* [Aim]: Restate the listing that follows word for word, without its pictures.

───── Listed records ─────

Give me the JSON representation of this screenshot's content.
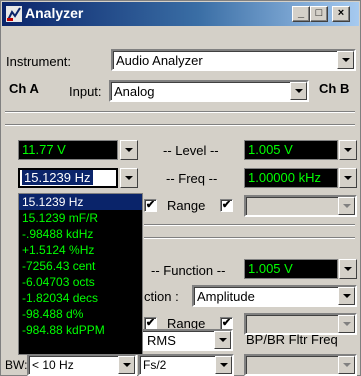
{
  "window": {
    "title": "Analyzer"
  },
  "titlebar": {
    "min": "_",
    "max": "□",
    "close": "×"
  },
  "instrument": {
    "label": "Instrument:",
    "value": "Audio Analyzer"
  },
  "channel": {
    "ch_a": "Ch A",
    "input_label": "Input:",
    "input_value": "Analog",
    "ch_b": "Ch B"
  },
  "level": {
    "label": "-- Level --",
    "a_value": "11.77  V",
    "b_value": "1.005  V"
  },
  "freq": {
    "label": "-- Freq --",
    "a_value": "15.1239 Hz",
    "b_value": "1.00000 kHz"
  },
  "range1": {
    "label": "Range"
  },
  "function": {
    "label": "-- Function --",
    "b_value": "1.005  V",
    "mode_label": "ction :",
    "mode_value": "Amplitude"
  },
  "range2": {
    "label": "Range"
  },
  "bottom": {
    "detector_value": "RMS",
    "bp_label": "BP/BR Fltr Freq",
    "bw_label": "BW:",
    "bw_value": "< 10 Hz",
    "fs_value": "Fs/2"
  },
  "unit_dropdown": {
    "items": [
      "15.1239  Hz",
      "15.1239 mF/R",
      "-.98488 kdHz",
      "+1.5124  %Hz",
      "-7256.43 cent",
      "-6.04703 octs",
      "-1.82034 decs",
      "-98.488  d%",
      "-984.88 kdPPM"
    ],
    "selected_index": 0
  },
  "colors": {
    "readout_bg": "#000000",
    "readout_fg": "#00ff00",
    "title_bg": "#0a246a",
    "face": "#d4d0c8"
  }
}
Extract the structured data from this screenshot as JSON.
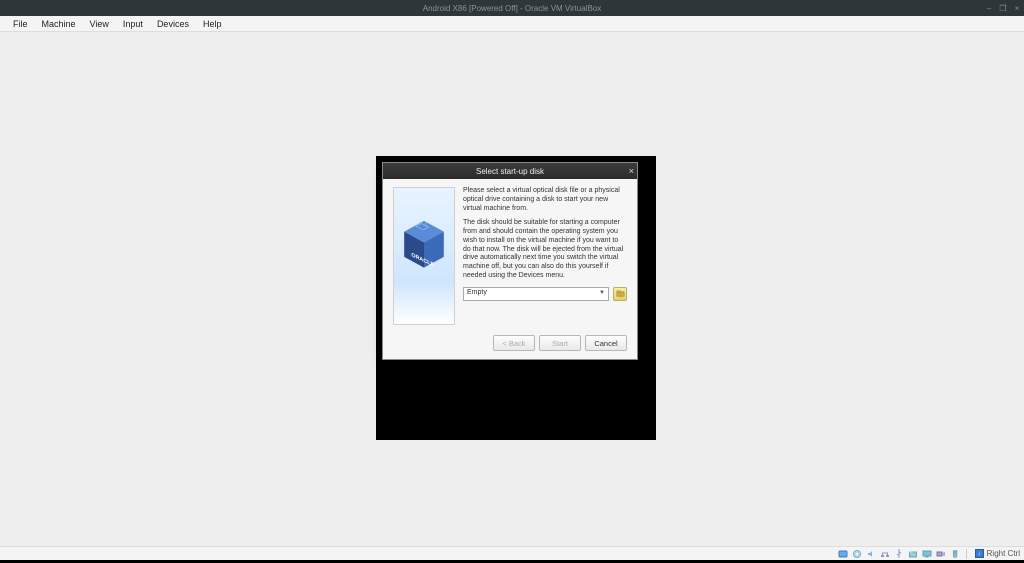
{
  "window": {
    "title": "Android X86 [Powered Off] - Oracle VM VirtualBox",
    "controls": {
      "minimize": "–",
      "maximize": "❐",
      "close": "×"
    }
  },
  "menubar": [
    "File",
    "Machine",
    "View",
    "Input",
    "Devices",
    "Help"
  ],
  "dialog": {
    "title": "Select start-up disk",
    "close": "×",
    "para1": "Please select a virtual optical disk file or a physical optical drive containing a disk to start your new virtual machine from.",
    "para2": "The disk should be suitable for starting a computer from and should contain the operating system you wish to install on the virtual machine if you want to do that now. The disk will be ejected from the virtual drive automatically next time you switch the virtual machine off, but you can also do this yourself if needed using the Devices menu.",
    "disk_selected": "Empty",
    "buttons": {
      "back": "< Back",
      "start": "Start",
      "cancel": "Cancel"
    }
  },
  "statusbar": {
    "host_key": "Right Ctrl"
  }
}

─────

* [Correct result]:
Give me the JSON representation of this screenshot's content.
{
  "window": {
    "title": "Analyzer"
  },
  "titlebar": {
    "min": "_",
    "max": "□",
    "close": "×"
  },
  "instrument": {
    "label": "Instrument:",
    "value": "Audio Analyzer"
  },
  "channel": {
    "ch_a": "Ch A",
    "input_label": "Input:",
    "input_value": "Analog",
    "ch_b": "Ch B"
  },
  "level": {
    "label": "-- Level --",
    "a_value": "11.77  V",
    "b_value": "1.005  V"
  },
  "freq": {
    "label": "-- Freq --",
    "a_value": "15.1239 Hz",
    "b_value": "1.00000 kHz"
  },
  "range1": {
    "label": "Range"
  },
  "function": {
    "label": "-- Function --",
    "b_value": "1.005  V",
    "mode_label": "ction :",
    "mode_value": "Amplitude"
  },
  "range2": {
    "label": "Range"
  },
  "bottom": {
    "detector_value": "RMS",
    "bp_label": "BP/BR Fltr Freq",
    "bw_label": "BW:",
    "bw_value": "< 10 Hz",
    "fs_value": "Fs/2"
  },
  "unit_dropdown": {
    "items": [
      "15.1239  Hz",
      "15.1239 mF/R",
      "-.98488 kdHz",
      "+1.5124  %Hz",
      "-7256.43 cent",
      "-6.04703 octs",
      "-1.82034 decs",
      "-98.488  d%",
      "-984.88 kdPPM"
    ],
    "selected_index": 0
  },
  "colors": {
    "readout_bg": "#000000",
    "readout_fg": "#00ff00",
    "title_bg": "#0a246a",
    "face": "#d4d0c8"
  }
}
Extract the structured data from this screenshot as JSON.
{
  "window": {
    "title": "Android X86 [Powered Off] - Oracle VM VirtualBox",
    "controls": {
      "minimize": "–",
      "maximize": "❐",
      "close": "×"
    }
  },
  "menubar": [
    "File",
    "Machine",
    "View",
    "Input",
    "Devices",
    "Help"
  ],
  "dialog": {
    "title": "Select start-up disk",
    "close": "×",
    "para1": "Please select a virtual optical disk file or a physical optical drive containing a disk to start your new virtual machine from.",
    "para2": "The disk should be suitable for starting a computer from and should contain the operating system you wish to install on the virtual machine if you want to do that now. The disk will be ejected from the virtual drive automatically next time you switch the virtual machine off, but you can also do this yourself if needed using the Devices menu.",
    "disk_selected": "Empty",
    "buttons": {
      "back": "< Back",
      "start": "Start",
      "cancel": "Cancel"
    }
  },
  "statusbar": {
    "host_key": "Right Ctrl"
  }
}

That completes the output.